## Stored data
* begin *

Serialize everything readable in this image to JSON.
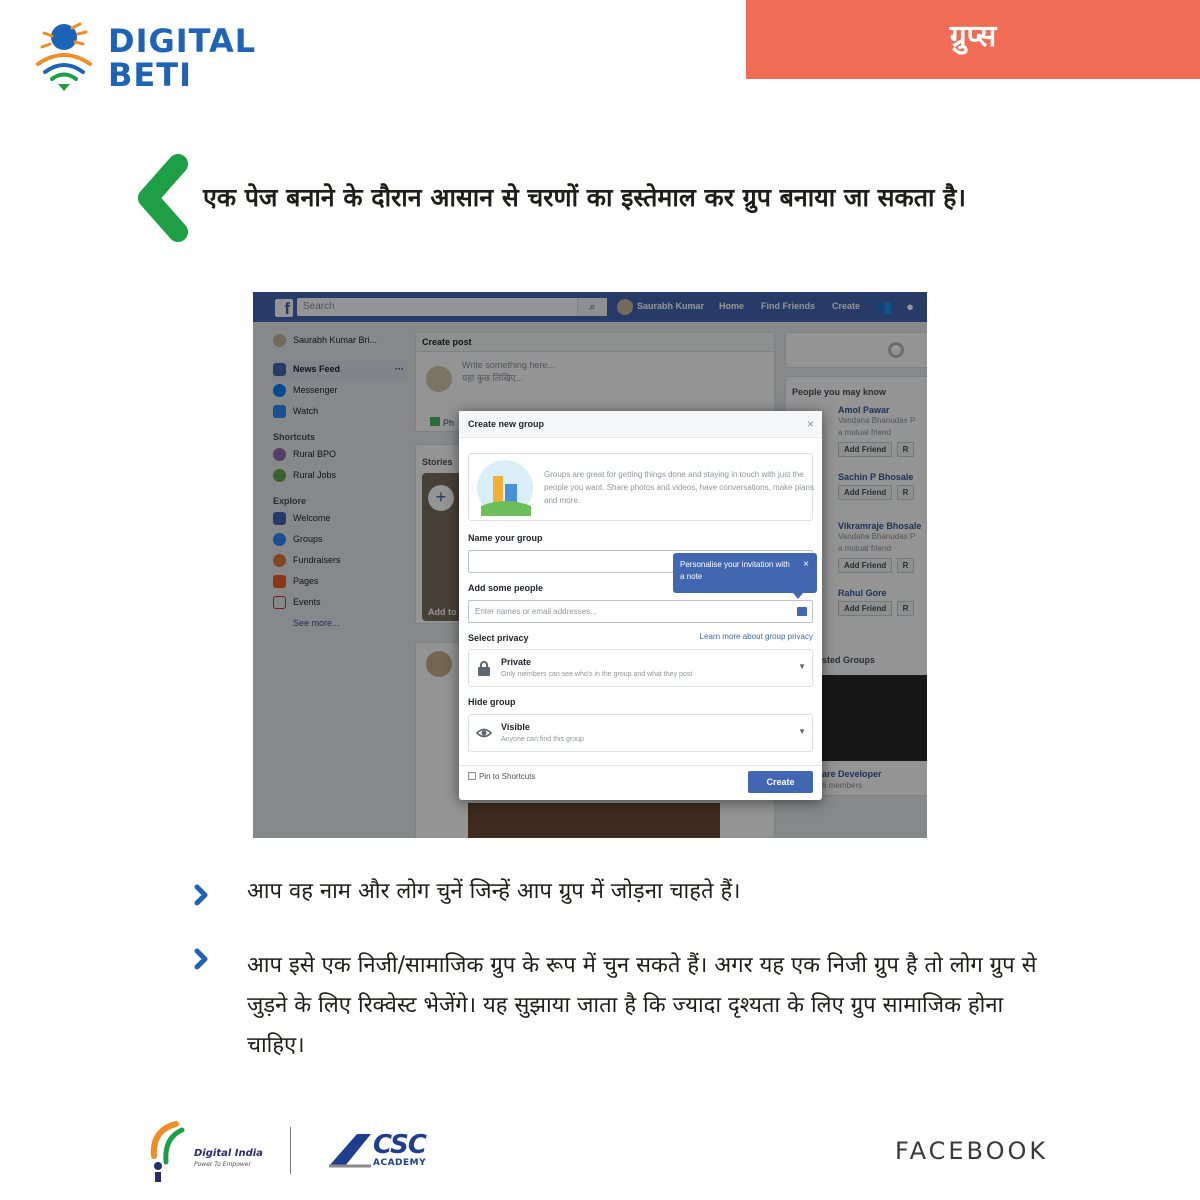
{
  "brand": {
    "line1": "DIGITAL",
    "line2": "BETI"
  },
  "topic_tab": "ग्रुप्स",
  "heading": "एक पेज बनाने के दौरान आसान से चरणों का इस्तेमाल कर ग्रुप बनाया जा सकता है।",
  "screenshot": {
    "topbar": {
      "search_placeholder": "Search",
      "user": "Saurabh Kumar",
      "nav": [
        "Home",
        "Find Friends",
        "Create"
      ]
    },
    "left_nav": {
      "profile": "Saurabh Kumar Bri...",
      "main": [
        "News Feed",
        "Messenger",
        "Watch"
      ],
      "shortcuts_title": "Shortcuts",
      "shortcuts": [
        "Rural BPO",
        "Rural Jobs"
      ],
      "explore_title": "Explore",
      "explore": [
        "Welcome",
        "Groups",
        "Fundraisers",
        "Pages",
        "Events"
      ],
      "see_more": "See more..."
    },
    "center": {
      "create_post_title": "Create post",
      "post_placeholder_en": "Write something here...",
      "post_placeholder_hi": "यहां कुछ लिखिए...",
      "photo_label": "Ph",
      "stories_title": "Stories",
      "add_story": "Add to"
    },
    "right": {
      "pymk_title": "People you may know",
      "people": [
        {
          "name": "Amol Pawar",
          "sub1": "Vandana Bhanudas P",
          "sub2": "a mutual friend"
        },
        {
          "name": "Sachin P Bhosale",
          "sub1": "",
          "sub2": ""
        },
        {
          "name": "Vikramraje Bhosale",
          "sub1": "Vandana Bhanudas P",
          "sub2": "a mutual friend"
        },
        {
          "name": "Rahul Gore",
          "sub1": "",
          "sub2": ""
        }
      ],
      "add_friend": "Add Friend",
      "remove_short": "R",
      "suggested_groups": "sted Groups",
      "group_name": "are Developer",
      "group_members": "6 members"
    },
    "modal": {
      "title": "Create new group",
      "intro": "Groups are great for getting things done and staying in touch with just the people you want. Share photos and videos, have conversations, make plans and more.",
      "name_label": "Name your group",
      "people_label": "Add some people",
      "people_placeholder": "Enter names or email addresses...",
      "privacy_label": "Select privacy",
      "privacy_link": "Learn more about group privacy",
      "privacy_title": "Private",
      "privacy_desc": "Only members can see who's in the group and what they post",
      "hide_label": "Hide group",
      "hide_title": "Visible",
      "hide_desc": "Anyone can find this group",
      "pin_label": "Pin to Shortcuts",
      "create_button": "Create",
      "tooltip": "Personalise your invitation with a note"
    }
  },
  "bullets": [
    "आप वह नाम और लोग चुनें जिन्हें आप ग्रुप में जोड़ना चाहते हैं।",
    "आप इसे एक निजी/सामाजिक ग्रुप के रूप में चुन सकते हैं। अगर यह एक निजी ग्रुप है तो लोग ग्रुप से जुड़ने के लिए रिक्वेस्ट भेजेंगे। यह सुझाया जाता है कि ज्यादा दृश्यता के लिए ग्रुप सामाजिक होना चाहिए।"
  ],
  "footer": {
    "digital_india": "Digital India",
    "digital_india_tag": "Power To Empower",
    "csc": "CSC",
    "csc_sub": "ACADEMY",
    "label": "FACEBOOK"
  },
  "colors": {
    "brand_blue": "#1d63b8",
    "tab_orange": "#f06c55",
    "chevron_green": "#1e9e45",
    "bullet_blue": "#1d63b8",
    "fb_blue": "#4267b2"
  }
}
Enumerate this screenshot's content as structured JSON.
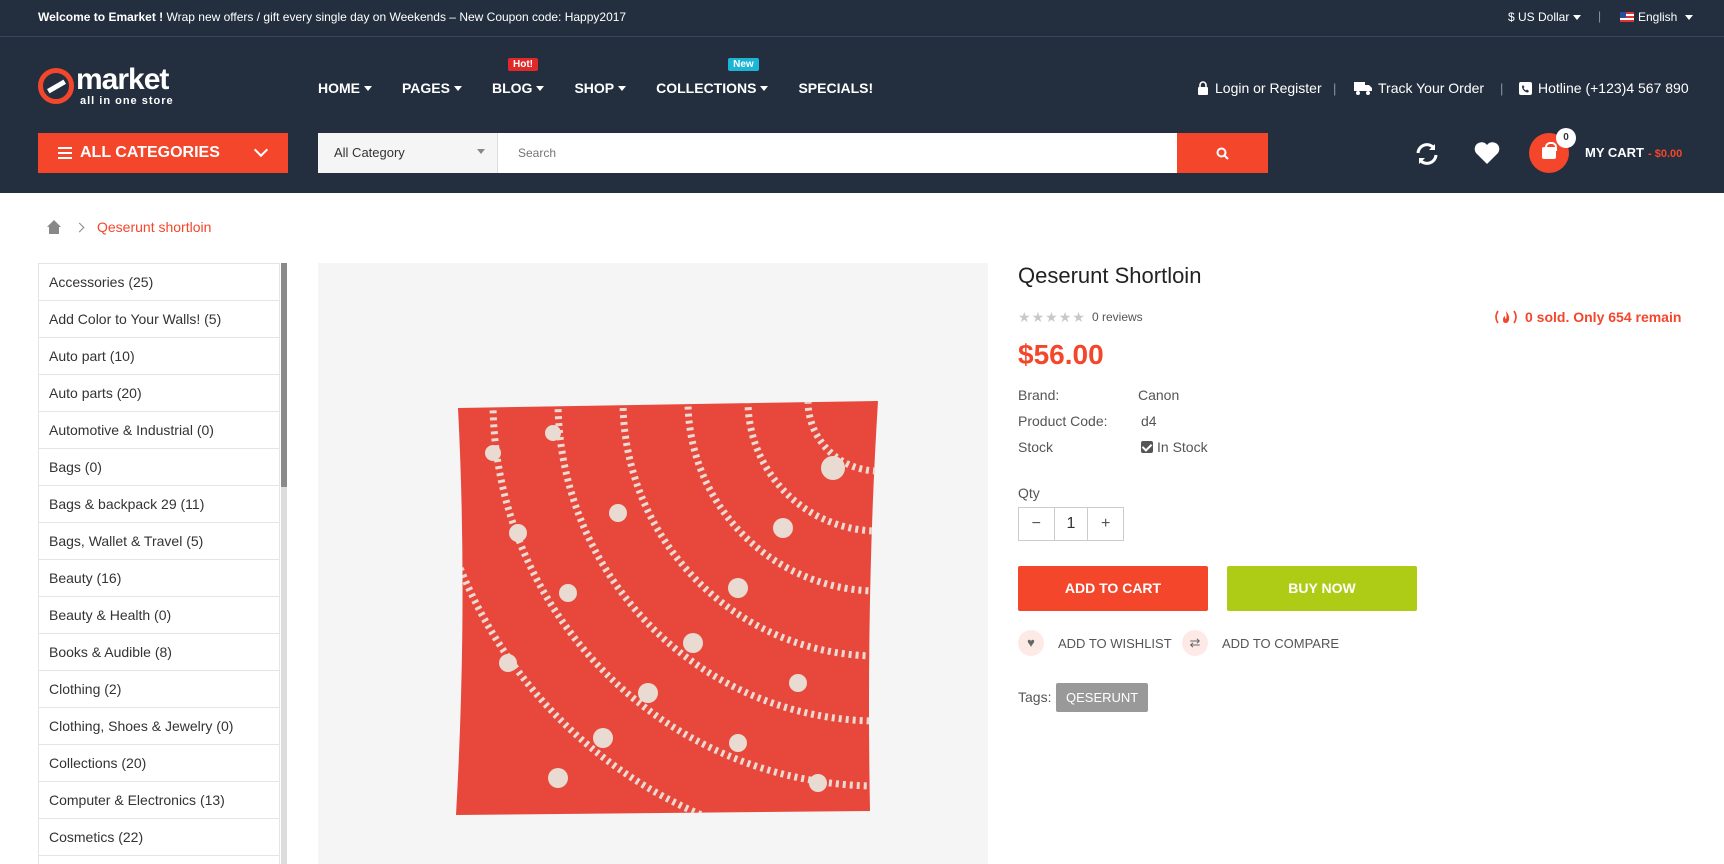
{
  "topbar": {
    "welcome_bold": "Welcome to Emarket !",
    "welcome_rest": " Wrap new offers / gift every single day on Weekends – New Coupon code: Happy2017",
    "currency": "$ US Dollar",
    "divider": "|",
    "language": "English"
  },
  "header": {
    "logo_main": "market",
    "logo_tagline": "all in one store",
    "nav": [
      {
        "label": "HOME"
      },
      {
        "label": "PAGES"
      },
      {
        "label": "BLOG",
        "badge": "Hot!"
      },
      {
        "label": "SHOP"
      },
      {
        "label": "COLLECTIONS",
        "badge": "New"
      },
      {
        "label": "SPECIALS!"
      }
    ],
    "login": "Login or Register",
    "track": "Track Your Order",
    "hotline": "Hotline (+123)4 567 890",
    "divider": "|",
    "all_categories": "ALL CATEGORIES",
    "search_category": "All Category",
    "search_placeholder": "Search",
    "cart_count": "0",
    "cart_label": "MY CART",
    "cart_total": "- $0.00"
  },
  "breadcrumb": {
    "current": "Qeserunt shortloin"
  },
  "categories": [
    "Accessories (25)",
    "Add Color to Your Walls! (5)",
    "Auto part (10)",
    "Auto parts (20)",
    "Automotive & Industrial (0)",
    "Bags (0)",
    "Bags & backpack 29 (11)",
    "Bags, Wallet & Travel (5)",
    "Beauty (16)",
    "Beauty & Health (0)",
    "Books & Audible (8)",
    "Clothing (2)",
    "Clothing, Shoes & Jewelry (0)",
    "Collections (20)",
    "Computer & Electronics (13)",
    "Cosmetics (22)"
  ],
  "product": {
    "title": "Qeserunt Shortloin",
    "rating": 0,
    "reviews": "0 reviews",
    "sold": "0 sold. Only 654 remain",
    "price": "$56.00",
    "brand_label": "Brand:",
    "brand": "Canon",
    "code_label": "Product Code:",
    "code": "d4",
    "stock_label": "Stock",
    "stock": "In Stock",
    "qty_label": "Qty",
    "qty": "1",
    "add_to_cart": "ADD TO CART",
    "buy_now": "BUY NOW",
    "wishlist": "ADD TO WISHLIST",
    "compare": "ADD TO COMPARE",
    "tags_label": "Tags:",
    "tag": "QESERUNT"
  },
  "colors": {
    "accent": "#f4462b",
    "dark": "#232f3e",
    "buy": "#aecb15"
  }
}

* end *

## PROMPT
Print the records above exactly as they stand, but leave out the pictures.

## EXERCISE RESPONSE
Serialize everything readable in this image to JSON.
{
  "brand": {
    "line1": "DIGITAL",
    "line2": "BETI"
  },
  "topic_tab": "ग्रुप्स",
  "heading": "एक पेज बनाने के दौरान आसान से चरणों का इस्तेमाल कर ग्रुप बनाया जा सकता है।",
  "screenshot": {
    "topbar": {
      "search_placeholder": "Search",
      "user": "Saurabh Kumar",
      "nav": [
        "Home",
        "Find Friends",
        "Create"
      ]
    },
    "left_nav": {
      "profile": "Saurabh Kumar Bri...",
      "main": [
        "News Feed",
        "Messenger",
        "Watch"
      ],
      "shortcuts_title": "Shortcuts",
      "shortcuts": [
        "Rural BPO",
        "Rural Jobs"
      ],
      "explore_title": "Explore",
      "explore": [
        "Welcome",
        "Groups",
        "Fundraisers",
        "Pages",
        "Events"
      ],
      "see_more": "See more..."
    },
    "center": {
      "create_post_title": "Create post",
      "post_placeholder_en": "Write something here...",
      "post_placeholder_hi": "यहां कुछ लिखिए...",
      "photo_label": "Ph",
      "stories_title": "Stories",
      "add_story": "Add to"
    },
    "right": {
      "pymk_title": "People you may know",
      "people": [
        {
          "name": "Amol Pawar",
          "sub1": "Vandana Bhanudas P",
          "sub2": "a mutual friend"
        },
        {
          "name": "Sachin P Bhosale",
          "sub1": "",
          "sub2": ""
        },
        {
          "name": "Vikramraje Bhosale",
          "sub1": "Vandana Bhanudas P",
          "sub2": "a mutual friend"
        },
        {
          "name": "Rahul Gore",
          "sub1": "",
          "sub2": ""
        }
      ],
      "add_friend": "Add Friend",
      "remove_short": "R",
      "suggested_groups": "sted Groups",
      "group_name": "are Developer",
      "group_members": "6 members"
    },
    "modal": {
      "title": "Create new group",
      "intro": "Groups are great for getting things done and staying in touch with just the people you want. Share photos and videos, have conversations, make plans and more.",
      "name_label": "Name your group",
      "people_label": "Add some people",
      "people_placeholder": "Enter names or email addresses...",
      "privacy_label": "Select privacy",
      "privacy_link": "Learn more about group privacy",
      "privacy_title": "Private",
      "privacy_desc": "Only members can see who's in the group and what they post",
      "hide_label": "Hide group",
      "hide_title": "Visible",
      "hide_desc": "Anyone can find this group",
      "pin_label": "Pin to Shortcuts",
      "create_button": "Create",
      "tooltip": "Personalise your invitation with a note"
    }
  },
  "bullets": [
    "आप वह नाम और लोग चुनें जिन्हें आप ग्रुप में जोड़ना चाहते हैं।",
    "आप इसे एक निजी/सामाजिक ग्रुप के रूप में चुन सकते हैं। अगर यह एक निजी ग्रुप है तो लोग ग्रुप से जुड़ने के लिए रिक्वेस्ट भेजेंगे। यह सुझाया जाता है कि ज्यादा दृश्यता के लिए ग्रुप सामाजिक होना चाहिए।"
  ],
  "footer": {
    "digital_india": "Digital India",
    "digital_india_tag": "Power To Empower",
    "csc": "CSC",
    "csc_sub": "ACADEMY",
    "label": "FACEBOOK"
  },
  "colors": {
    "brand_blue": "#1d63b8",
    "tab_orange": "#f06c55",
    "chevron_green": "#1e9e45",
    "bullet_blue": "#1d63b8",
    "fb_blue": "#4267b2"
  }
}
Enumerate this screenshot's content as structured JSON.
{
  "topbar": {
    "welcome_bold": "Welcome to Emarket !",
    "welcome_rest": " Wrap new offers / gift every single day on Weekends – New Coupon code: Happy2017",
    "currency": "$ US Dollar",
    "divider": "|",
    "language": "English"
  },
  "header": {
    "logo_main": "market",
    "logo_tagline": "all in one store",
    "nav": [
      {
        "label": "HOME"
      },
      {
        "label": "PAGES"
      },
      {
        "label": "BLOG",
        "badge": "Hot!"
      },
      {
        "label": "SHOP"
      },
      {
        "label": "COLLECTIONS",
        "badge": "New"
      },
      {
        "label": "SPECIALS!"
      }
    ],
    "login": "Login or Register",
    "track": "Track Your Order",
    "hotline": "Hotline (+123)4 567 890",
    "divider": "|",
    "all_categories": "ALL CATEGORIES",
    "search_category": "All Category",
    "search_placeholder": "Search",
    "cart_count": "0",
    "cart_label": "MY CART",
    "cart_total": "- $0.00"
  },
  "breadcrumb": {
    "current": "Qeserunt shortloin"
  },
  "categories": [
    "Accessories (25)",
    "Add Color to Your Walls! (5)",
    "Auto part (10)",
    "Auto parts (20)",
    "Automotive & Industrial (0)",
    "Bags (0)",
    "Bags & backpack 29 (11)",
    "Bags, Wallet & Travel (5)",
    "Beauty (16)",
    "Beauty & Health (0)",
    "Books & Audible (8)",
    "Clothing (2)",
    "Clothing, Shoes & Jewelry (0)",
    "Collections (20)",
    "Computer & Electronics (13)",
    "Cosmetics (22)"
  ],
  "product": {
    "title": "Qeserunt Shortloin",
    "rating": 0,
    "reviews": "0 reviews",
    "sold": "0 sold. Only 654 remain",
    "price": "$56.00",
    "brand_label": "Brand:",
    "brand": "Canon",
    "code_label": "Product Code:",
    "code": "d4",
    "stock_label": "Stock",
    "stock": "In Stock",
    "qty_label": "Qty",
    "qty": "1",
    "add_to_cart": "ADD TO CART",
    "buy_now": "BUY NOW",
    "wishlist": "ADD TO WISHLIST",
    "compare": "ADD TO COMPARE",
    "tags_label": "Tags:",
    "tag": "QESERUNT"
  },
  "colors": {
    "accent": "#f4462b",
    "dark": "#232f3e",
    "buy": "#aecb15"
  }
}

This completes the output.